• [EXERCISE PROMPT]:
Set down, in full, every record in the block.

(Dataset rows about figures)
************

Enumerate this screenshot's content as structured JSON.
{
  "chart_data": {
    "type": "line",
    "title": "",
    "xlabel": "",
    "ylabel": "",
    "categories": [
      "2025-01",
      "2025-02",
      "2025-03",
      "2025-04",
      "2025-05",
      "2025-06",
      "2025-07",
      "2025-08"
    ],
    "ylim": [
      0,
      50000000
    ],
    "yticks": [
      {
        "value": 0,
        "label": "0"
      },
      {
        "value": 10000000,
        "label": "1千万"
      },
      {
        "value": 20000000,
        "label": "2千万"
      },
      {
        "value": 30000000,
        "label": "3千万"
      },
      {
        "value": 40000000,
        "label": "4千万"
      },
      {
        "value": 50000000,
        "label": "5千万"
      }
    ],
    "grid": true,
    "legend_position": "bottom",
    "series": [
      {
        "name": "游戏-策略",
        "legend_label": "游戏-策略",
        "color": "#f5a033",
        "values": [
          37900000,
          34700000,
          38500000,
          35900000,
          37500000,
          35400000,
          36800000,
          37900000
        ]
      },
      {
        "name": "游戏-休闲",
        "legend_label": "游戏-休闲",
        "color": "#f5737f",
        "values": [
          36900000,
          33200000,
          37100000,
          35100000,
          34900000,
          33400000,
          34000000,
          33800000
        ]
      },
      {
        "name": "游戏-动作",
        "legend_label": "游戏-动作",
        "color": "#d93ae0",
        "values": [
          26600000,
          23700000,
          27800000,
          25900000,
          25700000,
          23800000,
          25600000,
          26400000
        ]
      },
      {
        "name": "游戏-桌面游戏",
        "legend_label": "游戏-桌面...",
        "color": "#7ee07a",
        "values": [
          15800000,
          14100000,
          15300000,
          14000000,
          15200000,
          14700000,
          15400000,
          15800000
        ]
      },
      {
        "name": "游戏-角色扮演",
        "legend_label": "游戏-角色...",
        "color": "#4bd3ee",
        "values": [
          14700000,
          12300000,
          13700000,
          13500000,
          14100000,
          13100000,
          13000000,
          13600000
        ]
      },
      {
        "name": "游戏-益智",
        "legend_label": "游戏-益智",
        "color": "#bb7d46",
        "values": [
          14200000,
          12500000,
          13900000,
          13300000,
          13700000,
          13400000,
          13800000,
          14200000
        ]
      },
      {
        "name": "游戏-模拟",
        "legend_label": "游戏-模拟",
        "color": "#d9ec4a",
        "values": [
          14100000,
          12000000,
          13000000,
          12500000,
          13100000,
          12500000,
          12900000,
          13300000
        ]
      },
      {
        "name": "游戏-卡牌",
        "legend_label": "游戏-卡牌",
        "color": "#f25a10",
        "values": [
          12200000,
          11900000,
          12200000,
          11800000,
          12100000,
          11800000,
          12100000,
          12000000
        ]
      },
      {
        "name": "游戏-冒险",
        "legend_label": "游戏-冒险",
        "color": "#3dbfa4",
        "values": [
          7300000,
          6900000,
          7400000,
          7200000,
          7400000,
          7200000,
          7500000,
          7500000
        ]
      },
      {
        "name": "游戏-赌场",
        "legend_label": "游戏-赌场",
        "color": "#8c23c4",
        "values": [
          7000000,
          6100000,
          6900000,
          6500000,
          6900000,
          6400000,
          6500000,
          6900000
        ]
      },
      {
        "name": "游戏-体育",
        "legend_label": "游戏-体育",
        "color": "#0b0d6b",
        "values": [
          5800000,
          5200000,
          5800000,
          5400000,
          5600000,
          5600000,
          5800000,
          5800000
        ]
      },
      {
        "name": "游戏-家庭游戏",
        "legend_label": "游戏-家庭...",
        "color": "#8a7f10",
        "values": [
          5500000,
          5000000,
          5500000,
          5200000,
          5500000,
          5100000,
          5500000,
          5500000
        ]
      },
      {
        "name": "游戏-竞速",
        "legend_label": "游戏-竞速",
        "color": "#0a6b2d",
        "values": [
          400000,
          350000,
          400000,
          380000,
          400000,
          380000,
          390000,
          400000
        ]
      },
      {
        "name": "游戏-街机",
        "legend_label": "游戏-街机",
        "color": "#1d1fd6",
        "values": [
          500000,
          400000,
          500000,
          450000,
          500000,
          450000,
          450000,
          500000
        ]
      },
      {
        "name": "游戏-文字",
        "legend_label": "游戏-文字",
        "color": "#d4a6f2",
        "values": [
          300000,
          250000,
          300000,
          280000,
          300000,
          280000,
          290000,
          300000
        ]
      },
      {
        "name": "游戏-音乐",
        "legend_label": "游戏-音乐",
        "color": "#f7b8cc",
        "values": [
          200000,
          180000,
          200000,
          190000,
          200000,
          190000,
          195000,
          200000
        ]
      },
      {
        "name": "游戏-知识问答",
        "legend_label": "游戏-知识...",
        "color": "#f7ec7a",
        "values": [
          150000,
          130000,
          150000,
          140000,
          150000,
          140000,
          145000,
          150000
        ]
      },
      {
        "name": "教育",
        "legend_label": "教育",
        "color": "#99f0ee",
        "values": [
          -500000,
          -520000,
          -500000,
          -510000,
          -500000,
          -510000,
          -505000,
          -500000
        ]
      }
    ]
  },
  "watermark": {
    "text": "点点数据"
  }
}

************

• [RESPONSE]:
Enumerate this screenshot's content as structured JSON.
{
  "chart_data": {
    "type": "line",
    "title": "",
    "xlabel": "",
    "ylabel": "",
    "categories": [
      "2025-01",
      "2025-02",
      "2025-03",
      "2025-04",
      "2025-05",
      "2025-06",
      "2025-07",
      "2025-08"
    ],
    "ylim": [
      0,
      50000000
    ],
    "yticks": [
      {
        "value": 0,
        "label": "0"
      },
      {
        "value": 10000000,
        "label": "1千万"
      },
      {
        "value": 20000000,
        "label": "2千万"
      },
      {
        "value": 30000000,
        "label": "3千万"
      },
      {
        "value": 40000000,
        "label": "4千万"
      },
      {
        "value": 50000000,
        "label": "5千万"
      }
    ],
    "grid": true,
    "legend_position": "bottom",
    "series": [
      {
        "name": "游戏-策略",
        "legend_label": "游戏-策略",
        "color": "#f5a033",
        "values": [
          37900000,
          34700000,
          38500000,
          35900000,
          37500000,
          35400000,
          36800000,
          37900000
        ]
      },
      {
        "name": "游戏-休闲",
        "legend_label": "游戏-休闲",
        "color": "#f5737f",
        "values": [
          36900000,
          33200000,
          37100000,
          35100000,
          34900000,
          33400000,
          34000000,
          33800000
        ]
      },
      {
        "name": "游戏-动作",
        "legend_label": "游戏-动作",
        "color": "#d93ae0",
        "values": [
          26600000,
          23700000,
          27800000,
          25900000,
          25700000,
          23800000,
          25600000,
          26400000
        ]
      },
      {
        "name": "游戏-桌面游戏",
        "legend_label": "游戏-桌面...",
        "color": "#7ee07a",
        "values": [
          15800000,
          14100000,
          15300000,
          14000000,
          15200000,
          14700000,
          15400000,
          15800000
        ]
      },
      {
        "name": "游戏-角色扮演",
        "legend_label": "游戏-角色...",
        "color": "#4bd3ee",
        "values": [
          14700000,
          12300000,
          13700000,
          13500000,
          14100000,
          13100000,
          13000000,
          13600000
        ]
      },
      {
        "name": "游戏-益智",
        "legend_label": "游戏-益智",
        "color": "#bb7d46",
        "values": [
          14200000,
          12500000,
          13900000,
          13300000,
          13700000,
          13400000,
          13800000,
          14200000
        ]
      },
      {
        "name": "游戏-模拟",
        "legend_label": "游戏-模拟",
        "color": "#d9ec4a",
        "values": [
          14100000,
          12000000,
          13000000,
          12500000,
          13100000,
          12500000,
          12900000,
          13300000
        ]
      },
      {
        "name": "游戏-卡牌",
        "legend_label": "游戏-卡牌",
        "color": "#f25a10",
        "values": [
          12200000,
          11900000,
          12200000,
          11800000,
          12100000,
          11800000,
          12100000,
          12000000
        ]
      },
      {
        "name": "游戏-冒险",
        "legend_label": "游戏-冒险",
        "color": "#3dbfa4",
        "values": [
          7300000,
          6900000,
          7400000,
          7200000,
          7400000,
          7200000,
          7500000,
          7500000
        ]
      },
      {
        "name": "游戏-赌场",
        "legend_label": "游戏-赌场",
        "color": "#8c23c4",
        "values": [
          7000000,
          6100000,
          6900000,
          6500000,
          6900000,
          6400000,
          6500000,
          6900000
        ]
      },
      {
        "name": "游戏-体育",
        "legend_label": "游戏-体育",
        "color": "#0b0d6b",
        "values": [
          5800000,
          5200000,
          5800000,
          5400000,
          5600000,
          5600000,
          5800000,
          5800000
        ]
      },
      {
        "name": "游戏-家庭游戏",
        "legend_label": "游戏-家庭...",
        "color": "#8a7f10",
        "values": [
          5500000,
          5000000,
          5500000,
          5200000,
          5500000,
          5100000,
          5500000,
          5500000
        ]
      },
      {
        "name": "游戏-竞速",
        "legend_label": "游戏-竞速",
        "color": "#0a6b2d",
        "values": [
          400000,
          350000,
          400000,
          380000,
          400000,
          380000,
          390000,
          400000
        ]
      },
      {
        "name": "游戏-街机",
        "legend_label": "游戏-街机",
        "color": "#1d1fd6",
        "values": [
          500000,
          400000,
          500000,
          450000,
          500000,
          450000,
          450000,
          500000
        ]
      },
      {
        "name": "游戏-文字",
        "legend_label": "游戏-文字",
        "color": "#d4a6f2",
        "values": [
          300000,
          250000,
          300000,
          280000,
          300000,
          280000,
          290000,
          300000
        ]
      },
      {
        "name": "游戏-音乐",
        "legend_label": "游戏-音乐",
        "color": "#f7b8cc",
        "values": [
          200000,
          180000,
          200000,
          190000,
          200000,
          190000,
          195000,
          200000
        ]
      },
      {
        "name": "游戏-知识问答",
        "legend_label": "游戏-知识...",
        "color": "#f7ec7a",
        "values": [
          150000,
          130000,
          150000,
          140000,
          150000,
          140000,
          145000,
          150000
        ]
      },
      {
        "name": "教育",
        "legend_label": "教育",
        "color": "#99f0ee",
        "values": [
          -500000,
          -520000,
          -500000,
          -510000,
          -500000,
          -510000,
          -505000,
          -500000
        ]
      }
    ]
  },
  "watermark": {
    "text": "点点数据"
  }
}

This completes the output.